Stored records
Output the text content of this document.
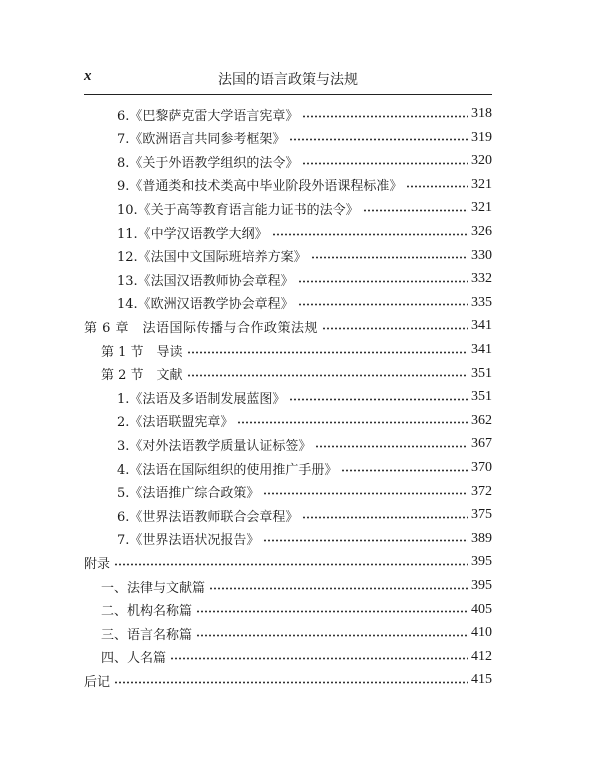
x	法国的语言政策与法规
6.《巴黎萨克雷大学语言宪章》	318
7.《欧洲语言共同参考框架》	319
8.《关于外语教学组织的法令》	320
9.《普通类和技术类高中毕业阶段外语课程标准》	321
10.《关于高等教育语言能力证书的法令》	321
11.《中学汉语教学大纲》	326
12.《法国中文国际班培养方案》	330
13.《法国汉语教师协会章程》	332
14.《欧洲汉语教学协会章程》	335
第 6 章　法语国际传播与合作政策法规	341
第 1 节　导读	341
第 2 节　文献	351
1.《法语及多语制发展蓝图》	351
2.《法语联盟宪章》	362
3.《对外法语教学质量认证标签》	367
4.《法语在国际组织的使用推广手册》	370
5.《法语推广综合政策》	372
6.《世界法语教师联合会章程》	375
7.《世界法语状况报告》	389
附录	395
一、法律与文献篇	395
二、机构名称篇	405
三、语言名称篇	410
四、人名篇	412
后记	415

◆ WHAT YOU ARE ASKED TO DO ◆
Using the records above, output their complete text exactly, minus any images.

◆ OUTPUT OF THE EXERCISE ◆
Output the text content of this document.
x	法国的语言政策与法规
6.《巴黎萨克雷大学语言宪章》	318
7.《欧洲语言共同参考框架》	319
8.《关于外语教学组织的法令》	320
9.《普通类和技术类高中毕业阶段外语课程标准》	321
10.《关于高等教育语言能力证书的法令》	321
11.《中学汉语教学大纲》	326
12.《法国中文国际班培养方案》	330
13.《法国汉语教师协会章程》	332
14.《欧洲汉语教学协会章程》	335
第 6 章　法语国际传播与合作政策法规	341
第 1 节　导读	341
第 2 节　文献	351
1.《法语及多语制发展蓝图》	351
2.《法语联盟宪章》	362
3.《对外法语教学质量认证标签》	367
4.《法语在国际组织的使用推广手册》	370
5.《法语推广综合政策》	372
6.《世界法语教师联合会章程》	375
7.《世界法语状况报告》	389
附录	395
一、法律与文献篇	395
二、机构名称篇	405
三、语言名称篇	410
四、人名篇	412
后记	415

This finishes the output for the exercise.